[Extracts from a graphics dataset]
:::::

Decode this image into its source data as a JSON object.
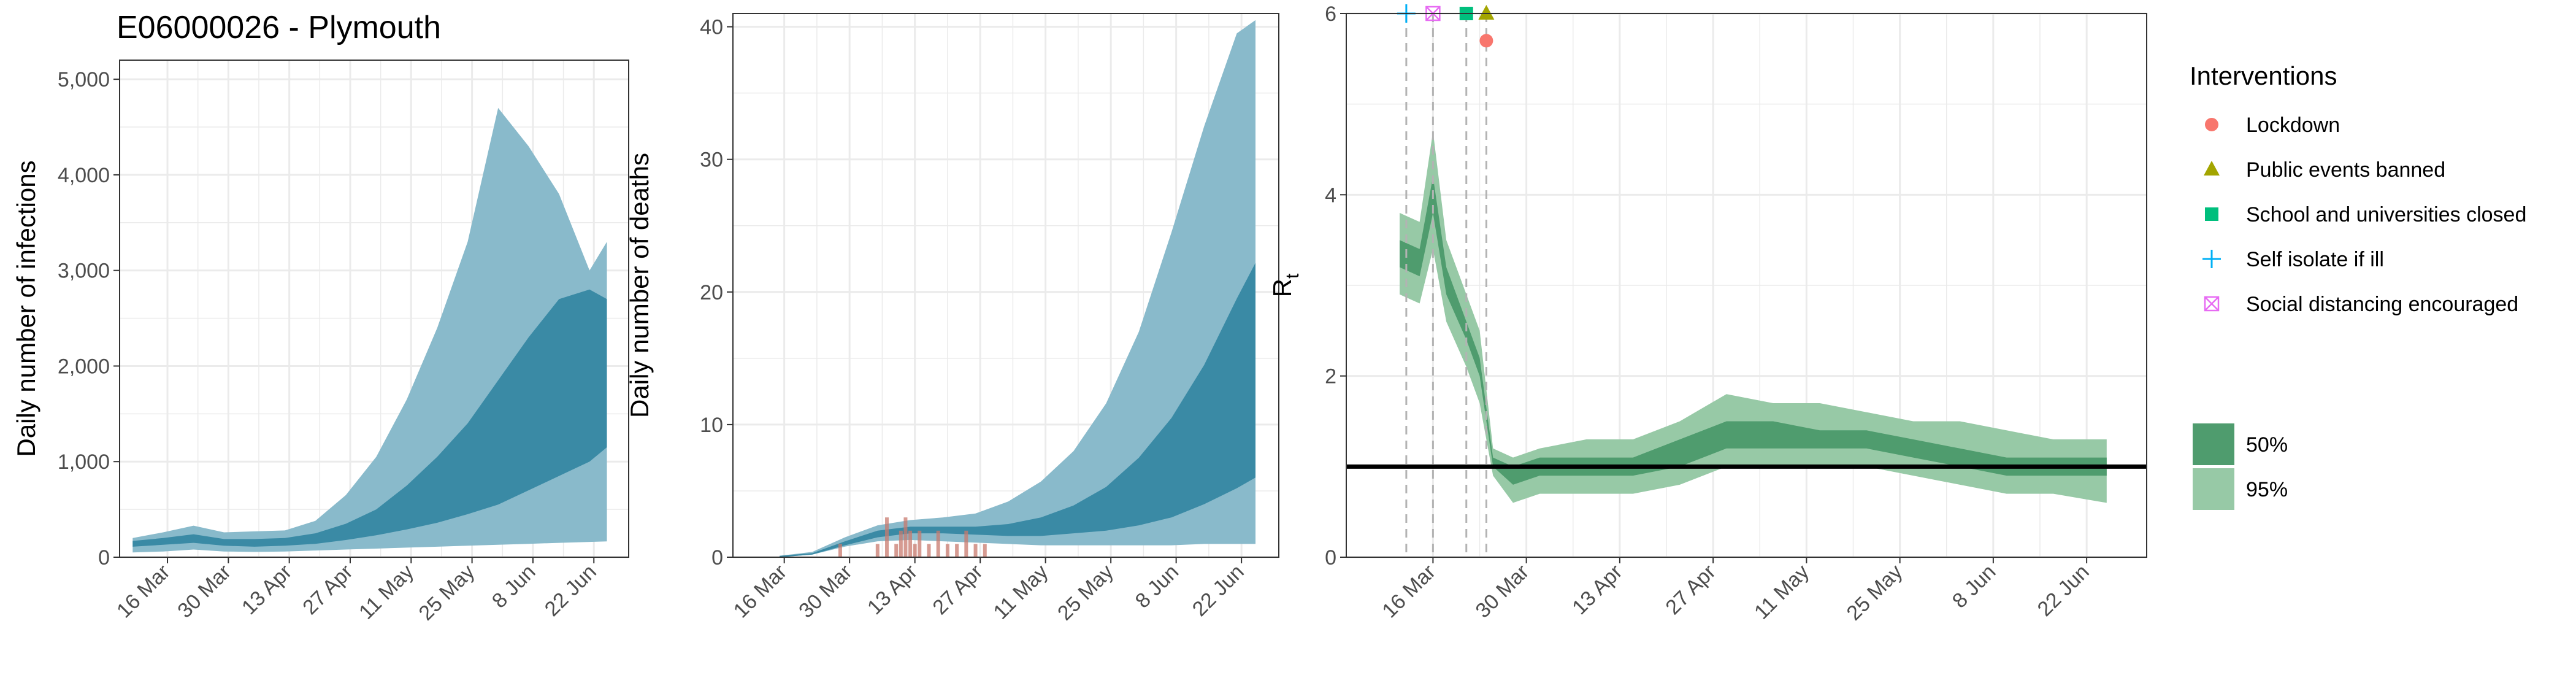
{
  "figure_title": "E06000026 - Plymouth",
  "colors": {
    "infections_95": "#89bacb",
    "infections_50": "#3a8aa5",
    "rt_95": "#97c9a6",
    "rt_50": "#4f9c6e",
    "grid": "#ebebeb",
    "observed_deaths": "#c87a6d",
    "threshold_line": "#000000"
  },
  "chart_data": [
    {
      "type": "area",
      "id": "infections",
      "title": "E06000026 - Plymouth",
      "ylabel": "Daily number of infections",
      "xlabel": "",
      "x_ticks": [
        "16 Mar",
        "30 Mar",
        "13 Apr",
        "27 Apr",
        "11 May",
        "25 May",
        "8 Jun",
        "22 Jun"
      ],
      "y_ticks": [
        "0",
        "1,000",
        "2,000",
        "3,000",
        "4,000",
        "5,000"
      ],
      "ylim": [
        0,
        5200
      ],
      "grid": true,
      "series": [
        {
          "name": "95%",
          "x": [
            "03-08",
            "03-15",
            "03-22",
            "03-29",
            "04-05",
            "04-12",
            "04-19",
            "04-26",
            "05-03",
            "05-10",
            "05-17",
            "05-24",
            "05-31",
            "06-07",
            "06-14",
            "06-21",
            "06-25"
          ],
          "lower": [
            50,
            60,
            80,
            60,
            55,
            60,
            70,
            80,
            90,
            100,
            110,
            120,
            130,
            140,
            150,
            160,
            165
          ],
          "upper": [
            200,
            260,
            330,
            260,
            270,
            280,
            380,
            650,
            1050,
            1650,
            2400,
            3300,
            4700,
            4300,
            3800,
            3000,
            3300
          ]
        },
        {
          "name": "50%",
          "x": [
            "03-08",
            "03-15",
            "03-22",
            "03-29",
            "04-05",
            "04-12",
            "04-19",
            "04-26",
            "05-03",
            "05-10",
            "05-17",
            "05-24",
            "05-31",
            "06-07",
            "06-14",
            "06-21",
            "06-25"
          ],
          "lower": [
            110,
            130,
            150,
            120,
            110,
            120,
            140,
            180,
            230,
            290,
            360,
            450,
            550,
            700,
            850,
            1000,
            1150
          ],
          "upper": [
            170,
            200,
            240,
            190,
            190,
            200,
            250,
            350,
            500,
            750,
            1050,
            1400,
            1850,
            2300,
            2700,
            2800,
            2700
          ]
        }
      ]
    },
    {
      "type": "area",
      "id": "deaths",
      "ylabel": "Daily number of deaths",
      "xlabel": "",
      "x_ticks": [
        "16 Mar",
        "30 Mar",
        "13 Apr",
        "27 Apr",
        "11 May",
        "25 May",
        "8 Jun",
        "22 Jun"
      ],
      "y_ticks": [
        "0",
        "10",
        "20",
        "30",
        "40"
      ],
      "ylim": [
        0,
        41
      ],
      "grid": true,
      "series": [
        {
          "name": "95%",
          "x": [
            "03-15",
            "03-22",
            "03-29",
            "04-05",
            "04-12",
            "04-19",
            "04-26",
            "05-03",
            "05-10",
            "05-17",
            "05-24",
            "05-31",
            "06-07",
            "06-14",
            "06-21",
            "06-25"
          ],
          "lower": [
            0,
            0.2,
            0.8,
            1.2,
            1.3,
            1.2,
            1.1,
            1.0,
            0.9,
            0.9,
            0.9,
            0.9,
            0.9,
            1.0,
            1.0,
            1.0
          ],
          "upper": [
            0.1,
            0.4,
            1.5,
            2.4,
            2.8,
            3.0,
            3.3,
            4.2,
            5.7,
            8.0,
            11.6,
            17.0,
            24.5,
            32.5,
            39.5,
            40.5
          ]
        },
        {
          "name": "50%",
          "x": [
            "03-15",
            "03-22",
            "03-29",
            "04-05",
            "04-12",
            "04-19",
            "04-26",
            "05-03",
            "05-10",
            "05-17",
            "05-24",
            "05-31",
            "06-07",
            "06-14",
            "06-21",
            "06-25"
          ],
          "lower": [
            0,
            0.2,
            0.9,
            1.5,
            1.8,
            1.8,
            1.7,
            1.6,
            1.6,
            1.8,
            2.0,
            2.4,
            3.0,
            4.0,
            5.2,
            6.0
          ],
          "upper": [
            0.1,
            0.3,
            1.2,
            2.0,
            2.3,
            2.3,
            2.3,
            2.5,
            3.0,
            3.9,
            5.3,
            7.5,
            10.5,
            14.5,
            19.5,
            22.2
          ]
        }
      ],
      "observed_deaths": {
        "x": [
          "03-28",
          "04-05",
          "04-07",
          "04-09",
          "04-10",
          "04-11",
          "04-12",
          "04-13",
          "04-14",
          "04-16",
          "04-18",
          "04-20",
          "04-22",
          "04-24",
          "04-26",
          "04-28"
        ],
        "values": [
          1,
          1,
          3,
          1,
          2,
          3,
          2,
          1,
          2,
          1,
          2,
          1,
          1,
          2,
          1,
          1
        ]
      }
    },
    {
      "type": "area",
      "id": "rt",
      "ylabel": "R",
      "ylabel_subscript": "t",
      "xlabel": "",
      "x_ticks": [
        "16 Mar",
        "30 Mar",
        "13 Apr",
        "27 Apr",
        "11 May",
        "25 May",
        "8 Jun",
        "22 Jun"
      ],
      "y_ticks": [
        "0",
        "2",
        "4",
        "6"
      ],
      "ylim": [
        0,
        6
      ],
      "grid": true,
      "threshold": 1,
      "series": [
        {
          "name": "95%",
          "x": [
            "03-11",
            "03-14",
            "03-16",
            "03-18",
            "03-21",
            "03-23",
            "03-25",
            "03-28",
            "04-01",
            "04-08",
            "04-15",
            "04-22",
            "04-29",
            "05-06",
            "05-13",
            "05-20",
            "05-27",
            "06-03",
            "06-10",
            "06-17",
            "06-25"
          ],
          "lower": [
            2.9,
            2.8,
            3.4,
            2.6,
            2.1,
            1.7,
            0.9,
            0.6,
            0.7,
            0.7,
            0.7,
            0.8,
            1.0,
            1.0,
            1.0,
            1.0,
            0.9,
            0.8,
            0.7,
            0.7,
            0.6
          ],
          "upper": [
            3.8,
            3.7,
            4.7,
            3.5,
            2.9,
            2.5,
            1.2,
            1.1,
            1.2,
            1.3,
            1.3,
            1.5,
            1.8,
            1.7,
            1.7,
            1.6,
            1.5,
            1.5,
            1.4,
            1.3,
            1.3
          ]
        },
        {
          "name": "50%",
          "x": [
            "03-11",
            "03-14",
            "03-16",
            "03-18",
            "03-21",
            "03-23",
            "03-25",
            "03-28",
            "04-01",
            "04-08",
            "04-15",
            "04-22",
            "04-29",
            "05-06",
            "05-13",
            "05-20",
            "05-27",
            "06-03",
            "06-10",
            "06-17",
            "06-25"
          ],
          "lower": [
            3.2,
            3.1,
            3.8,
            2.9,
            2.4,
            2.0,
            1.0,
            0.8,
            0.9,
            0.9,
            0.9,
            1.0,
            1.2,
            1.2,
            1.2,
            1.2,
            1.1,
            1.0,
            0.9,
            0.9,
            0.9
          ],
          "upper": [
            3.5,
            3.4,
            4.2,
            3.2,
            2.6,
            2.2,
            1.1,
            1.0,
            1.1,
            1.1,
            1.1,
            1.3,
            1.5,
            1.5,
            1.4,
            1.4,
            1.3,
            1.2,
            1.1,
            1.1,
            1.1
          ]
        }
      ],
      "interventions": [
        {
          "label": "Self isolate if ill",
          "date": "03-12",
          "shape": "plus",
          "color": "#00b0f6",
          "y": 6
        },
        {
          "label": "Social distancing encouraged",
          "date": "03-16",
          "shape": "boxx",
          "color": "#e76bf3",
          "y": 6
        },
        {
          "label": "School and universities closed",
          "date": "03-21",
          "shape": "square",
          "color": "#00bf7d",
          "y": 6
        },
        {
          "label": "Public events banned",
          "date": "03-24",
          "shape": "triangle",
          "color": "#a3a500",
          "y": 6
        },
        {
          "label": "Lockdown",
          "date": "03-24",
          "shape": "circle",
          "color": "#f8766d",
          "y": 5.7
        }
      ]
    }
  ],
  "legend": {
    "title": "Interventions",
    "items": [
      {
        "label": "Lockdown",
        "shape": "circle",
        "color": "#f8766d"
      },
      {
        "label": "Public events banned",
        "shape": "triangle",
        "color": "#a3a500"
      },
      {
        "label": "School and universities closed",
        "shape": "square",
        "color": "#00bf7d"
      },
      {
        "label": "Self isolate if ill",
        "shape": "plus",
        "color": "#00b0f6"
      },
      {
        "label": "Social distancing encouraged",
        "shape": "boxx",
        "color": "#e76bf3"
      }
    ],
    "intervals": [
      {
        "label": "50%",
        "color": "#4f9c6e"
      },
      {
        "label": "95%",
        "color": "#97c9a6"
      }
    ]
  }
}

:::::

WRITTEN INSTRUCTION
Look above for every line with the word "shape" and copy it.

COMPLETED EXERCISE
          "shape": "plus",
          "shape": "boxx",
          "shape": "square",
          "shape": "triangle",
          "shape": "circle",
        "shape": "circle",
        "shape": "triangle",
        "shape": "square",
        "shape": "plus",
        "shape": "boxx",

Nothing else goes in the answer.